* Goal of the exercise *
Leave out the pictures and repeat the rest of the material exactly.

(Figure contents as structured data)

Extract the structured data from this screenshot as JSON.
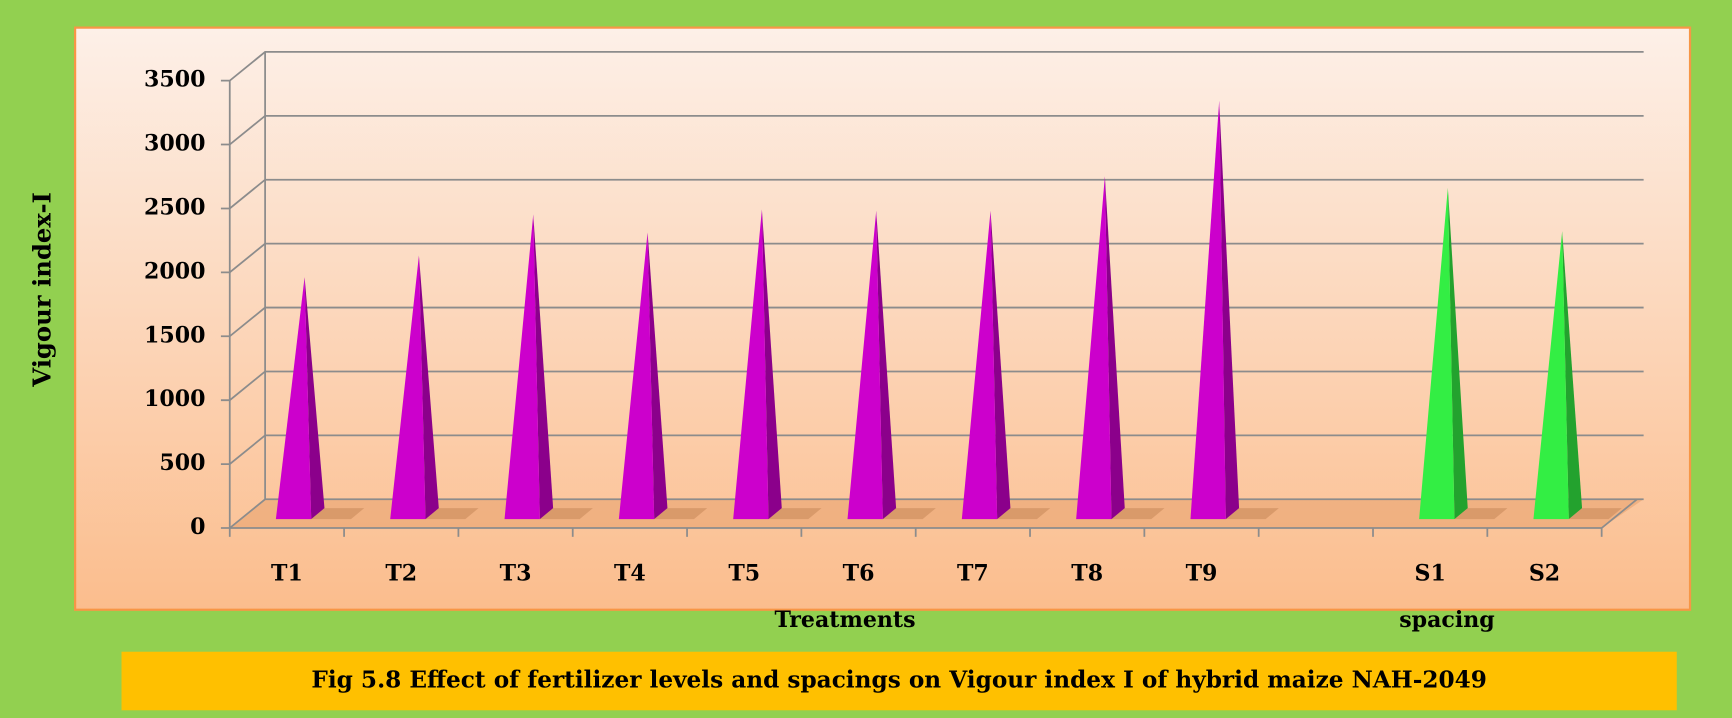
{
  "chart_data": {
    "type": "pyramid",
    "caption": "Fig 5.8 Effect of fertilizer levels  and spacings on Vigour index I of hybrid  maize NAH-2049",
    "y_label": "Vigour index-I",
    "group_labels": [
      "Treatments",
      "spacing"
    ],
    "categories": [
      "T1",
      "T2",
      "T3",
      "T4",
      "T5",
      "T6",
      "T7",
      "T8",
      "T9",
      null,
      "S1",
      "S2"
    ],
    "values": [
      1850,
      2020,
      2340,
      2200,
      2380,
      2370,
      2370,
      2640,
      3230,
      null,
      2550,
      2210
    ],
    "colors": [
      "#cc00cc",
      "#cc00cc",
      "#cc00cc",
      "#cc00cc",
      "#cc00cc",
      "#cc00cc",
      "#cc00cc",
      "#cc00cc",
      "#cc00cc",
      null,
      "#33ee44",
      "#33ee44"
    ],
    "ylim": [
      0,
      3500
    ],
    "yticks": [
      0,
      500,
      1000,
      1500,
      2000,
      2500,
      3000,
      3500
    ],
    "grid": true
  }
}
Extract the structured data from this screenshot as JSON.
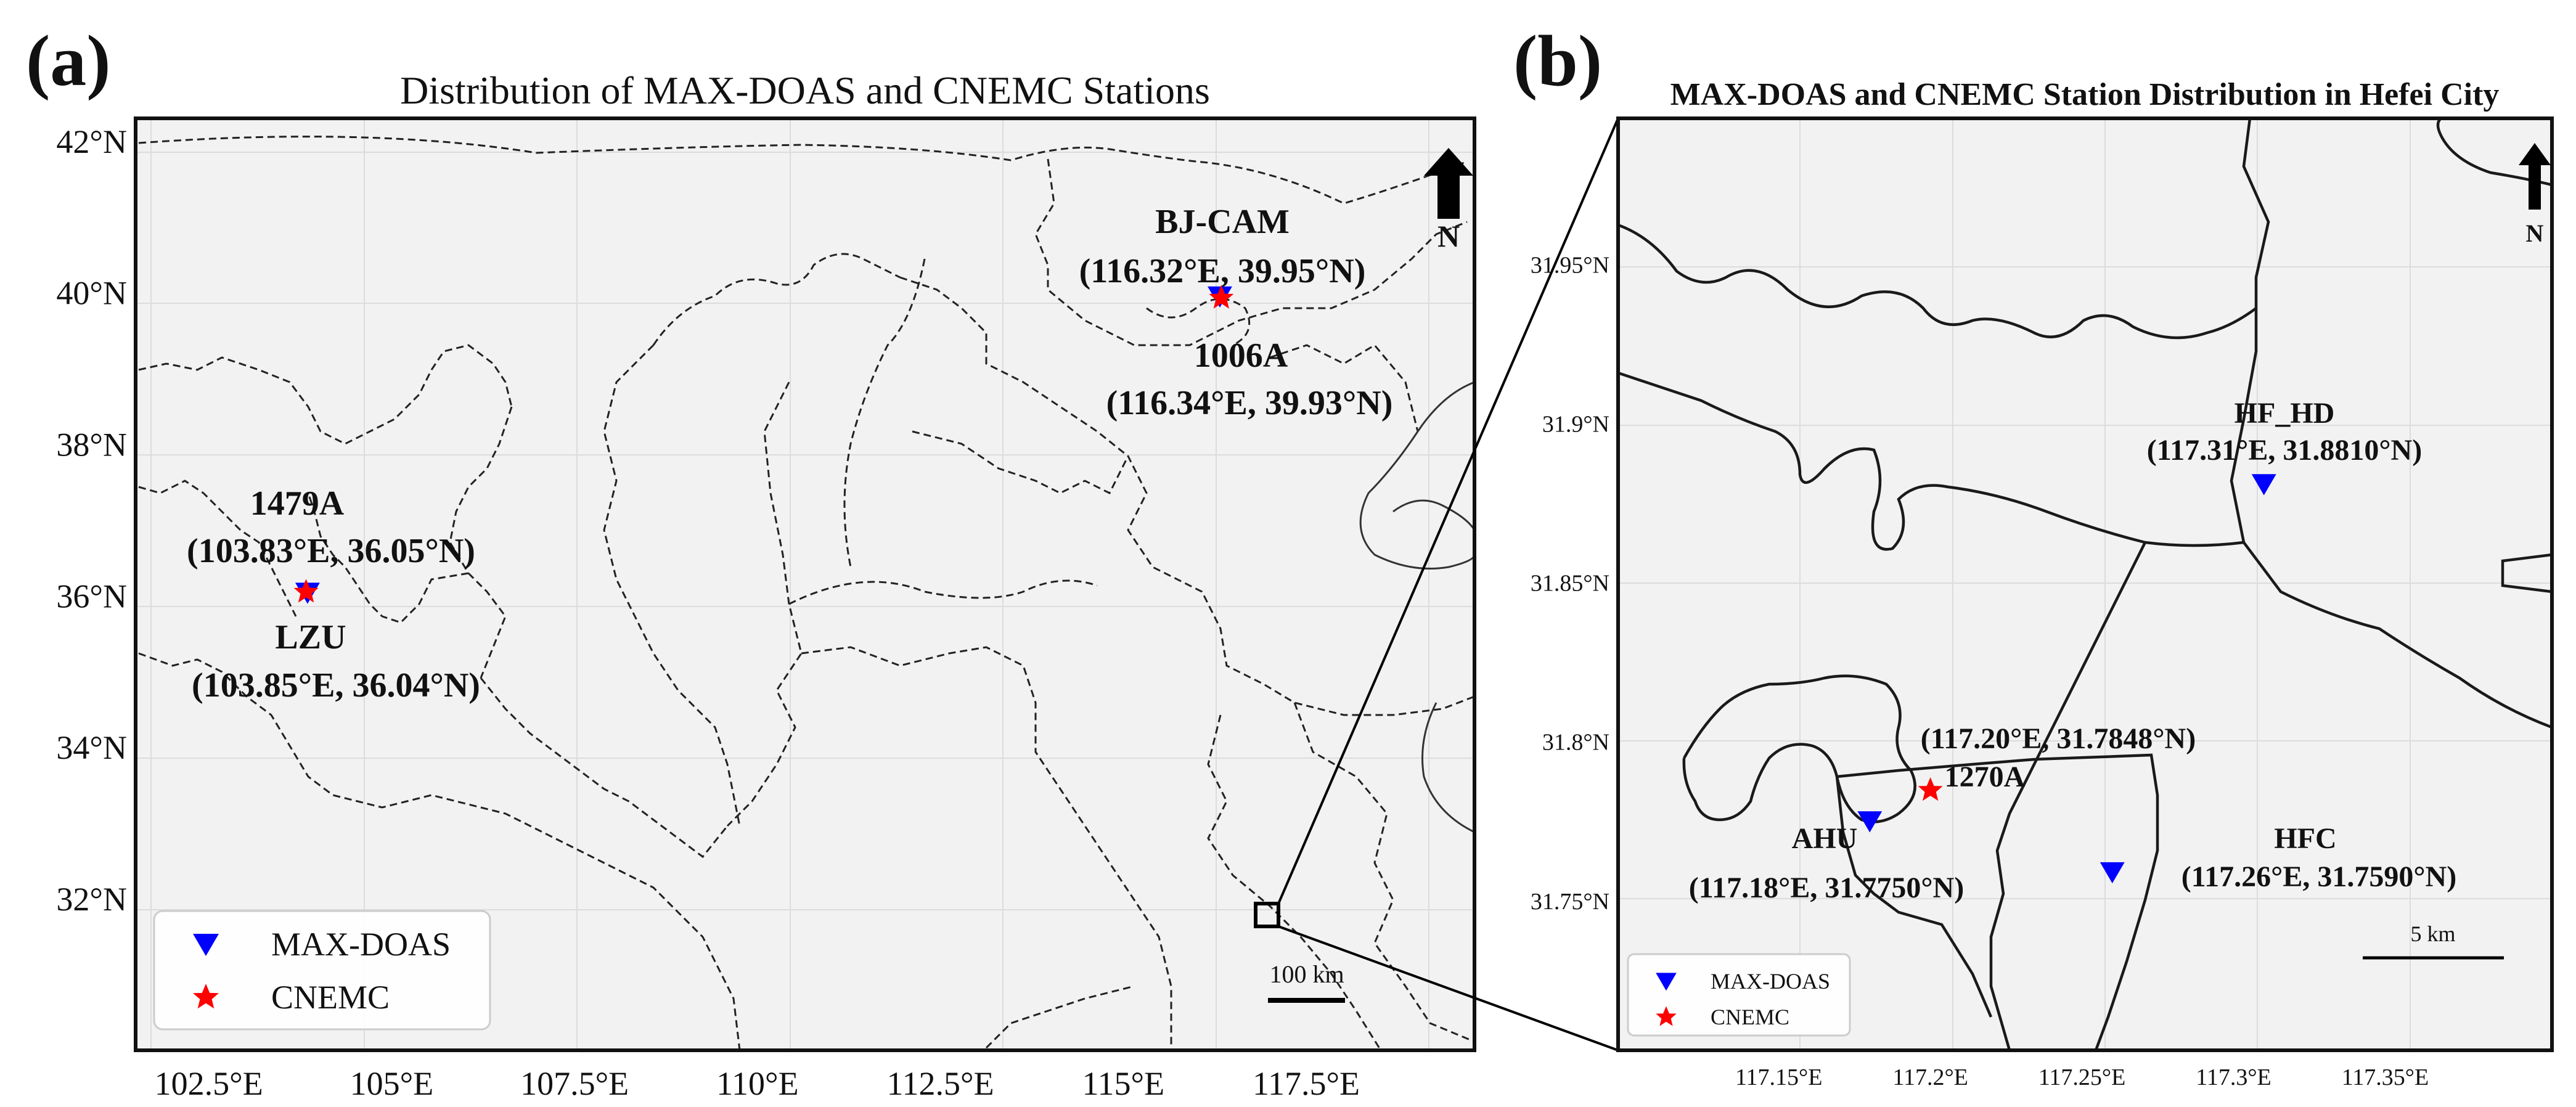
{
  "panel_a": {
    "letter": "(a)",
    "title": "Distribution of MAX-DOAS and CNEMC Stations",
    "lon_ticks": [
      "102.5°E",
      "105°E",
      "107.5°E",
      "110°E",
      "112.5°E",
      "115°E",
      "117.5°E"
    ],
    "lat_ticks": [
      "42°N",
      "40°N",
      "38°N",
      "36°N",
      "34°N",
      "32°N"
    ],
    "extent": {
      "lon": [
        101.5,
        119.8
      ],
      "lat": [
        30.0,
        42.3
      ]
    },
    "stations": [
      {
        "id": "BJ-CAM",
        "type": "MAX-DOAS",
        "lon": 116.32,
        "lat": 39.95,
        "name": "BJ-CAM",
        "coord": "(116.32°E, 39.95°N)"
      },
      {
        "id": "1006A",
        "type": "CNEMC",
        "lon": 116.34,
        "lat": 39.93,
        "name": "1006A",
        "coord": "(116.34°E, 39.93°N)"
      },
      {
        "id": "1479A",
        "type": "CNEMC",
        "lon": 103.83,
        "lat": 36.05,
        "name": "1479A",
        "coord": "(103.83°E, 36.05°N)"
      },
      {
        "id": "LZU",
        "type": "MAX-DOAS",
        "lon": 103.85,
        "lat": 36.04,
        "name": "LZU",
        "coord": "(103.85°E, 36.04°N)"
      }
    ],
    "legend": [
      {
        "symbol": "MAX-DOAS",
        "label": "MAX-DOAS",
        "color": "#0000ff"
      },
      {
        "symbol": "CNEMC",
        "label": "CNEMC",
        "color": "#ff0000"
      }
    ],
    "scale_bar": "100 km",
    "north": "N"
  },
  "panel_b": {
    "letter": "(b)",
    "title": "MAX-DOAS and CNEMC Station Distribution in Hefei City",
    "lon_ticks": [
      "117.15°E",
      "117.2°E",
      "117.25°E",
      "117.3°E",
      "117.35°E"
    ],
    "lat_ticks": [
      "31.95°N",
      "31.9°N",
      "31.85°N",
      "31.8°N",
      "31.75°N"
    ],
    "extent": {
      "lon": [
        117.097,
        117.405
      ],
      "lat": [
        31.703,
        31.996
      ]
    },
    "stations": [
      {
        "id": "HF_HD",
        "type": "MAX-DOAS",
        "lon": 117.31,
        "lat": 31.881,
        "name": "HF_HD",
        "coord": "(117.31°E, 31.8810°N)"
      },
      {
        "id": "1270A",
        "type": "CNEMC",
        "lon": 117.2,
        "lat": 31.7848,
        "name": "1270A",
        "coord": "(117.20°E, 31.7848°N)"
      },
      {
        "id": "AHU",
        "type": "MAX-DOAS",
        "lon": 117.18,
        "lat": 31.775,
        "name": "AHU",
        "coord": "(117.18°E, 31.7750°N)"
      },
      {
        "id": "HFC",
        "type": "MAX-DOAS",
        "lon": 117.26,
        "lat": 31.759,
        "name": "HFC",
        "coord": "(117.26°E, 31.7590°N)"
      }
    ],
    "legend": [
      {
        "symbol": "MAX-DOAS",
        "label": "MAX-DOAS",
        "color": "#0000ff"
      },
      {
        "symbol": "CNEMC",
        "label": "CNEMC",
        "color": "#ff0000"
      }
    ],
    "scale_bar": "5 km",
    "north": "N"
  },
  "colors": {
    "max_doas": "#0000ff",
    "cnemc": "#ff0000",
    "land": "#f2f2f2",
    "frame": "#111111"
  }
}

* Solved exercise *
Extract the structured data from this screenshot as JSON.
{
  "chart_data": {
    "type": "pyramid",
    "caption": "Fig 5.8 Effect of fertilizer levels  and spacings on Vigour index I of hybrid  maize NAH-2049",
    "y_label": "Vigour index-I",
    "group_labels": [
      "Treatments",
      "spacing"
    ],
    "categories": [
      "T1",
      "T2",
      "T3",
      "T4",
      "T5",
      "T6",
      "T7",
      "T8",
      "T9",
      null,
      "S1",
      "S2"
    ],
    "values": [
      1850,
      2020,
      2340,
      2200,
      2380,
      2370,
      2370,
      2640,
      3230,
      null,
      2550,
      2210
    ],
    "colors": [
      "#cc00cc",
      "#cc00cc",
      "#cc00cc",
      "#cc00cc",
      "#cc00cc",
      "#cc00cc",
      "#cc00cc",
      "#cc00cc",
      "#cc00cc",
      null,
      "#33ee44",
      "#33ee44"
    ],
    "ylim": [
      0,
      3500
    ],
    "yticks": [
      0,
      500,
      1000,
      1500,
      2000,
      2500,
      3000,
      3500
    ],
    "grid": true
  }
}
Extract the structured data from this screenshot as JSON.
{
  "panel_a": {
    "letter": "(a)",
    "title": "Distribution of MAX-DOAS and CNEMC Stations",
    "lon_ticks": [
      "102.5°E",
      "105°E",
      "107.5°E",
      "110°E",
      "112.5°E",
      "115°E",
      "117.5°E"
    ],
    "lat_ticks": [
      "42°N",
      "40°N",
      "38°N",
      "36°N",
      "34°N",
      "32°N"
    ],
    "extent": {
      "lon": [
        101.5,
        119.8
      ],
      "lat": [
        30.0,
        42.3
      ]
    },
    "stations": [
      {
        "id": "BJ-CAM",
        "type": "MAX-DOAS",
        "lon": 116.32,
        "lat": 39.95,
        "name": "BJ-CAM",
        "coord": "(116.32°E, 39.95°N)"
      },
      {
        "id": "1006A",
        "type": "CNEMC",
        "lon": 116.34,
        "lat": 39.93,
        "name": "1006A",
        "coord": "(116.34°E, 39.93°N)"
      },
      {
        "id": "1479A",
        "type": "CNEMC",
        "lon": 103.83,
        "lat": 36.05,
        "name": "1479A",
        "coord": "(103.83°E, 36.05°N)"
      },
      {
        "id": "LZU",
        "type": "MAX-DOAS",
        "lon": 103.85,
        "lat": 36.04,
        "name": "LZU",
        "coord": "(103.85°E, 36.04°N)"
      }
    ],
    "legend": [
      {
        "symbol": "MAX-DOAS",
        "label": "MAX-DOAS",
        "color": "#0000ff"
      },
      {
        "symbol": "CNEMC",
        "label": "CNEMC",
        "color": "#ff0000"
      }
    ],
    "scale_bar": "100 km",
    "north": "N"
  },
  "panel_b": {
    "letter": "(b)",
    "title": "MAX-DOAS and CNEMC Station Distribution in Hefei City",
    "lon_ticks": [
      "117.15°E",
      "117.2°E",
      "117.25°E",
      "117.3°E",
      "117.35°E"
    ],
    "lat_ticks": [
      "31.95°N",
      "31.9°N",
      "31.85°N",
      "31.8°N",
      "31.75°N"
    ],
    "extent": {
      "lon": [
        117.097,
        117.405
      ],
      "lat": [
        31.703,
        31.996
      ]
    },
    "stations": [
      {
        "id": "HF_HD",
        "type": "MAX-DOAS",
        "lon": 117.31,
        "lat": 31.881,
        "name": "HF_HD",
        "coord": "(117.31°E, 31.8810°N)"
      },
      {
        "id": "1270A",
        "type": "CNEMC",
        "lon": 117.2,
        "lat": 31.7848,
        "name": "1270A",
        "coord": "(117.20°E, 31.7848°N)"
      },
      {
        "id": "AHU",
        "type": "MAX-DOAS",
        "lon": 117.18,
        "lat": 31.775,
        "name": "AHU",
        "coord": "(117.18°E, 31.7750°N)"
      },
      {
        "id": "HFC",
        "type": "MAX-DOAS",
        "lon": 117.26,
        "lat": 31.759,
        "name": "HFC",
        "coord": "(117.26°E, 31.7590°N)"
      }
    ],
    "legend": [
      {
        "symbol": "MAX-DOAS",
        "label": "MAX-DOAS",
        "color": "#0000ff"
      },
      {
        "symbol": "CNEMC",
        "label": "CNEMC",
        "color": "#ff0000"
      }
    ],
    "scale_bar": "5 km",
    "north": "N"
  },
  "colors": {
    "max_doas": "#0000ff",
    "cnemc": "#ff0000",
    "land": "#f2f2f2",
    "frame": "#111111"
  }
}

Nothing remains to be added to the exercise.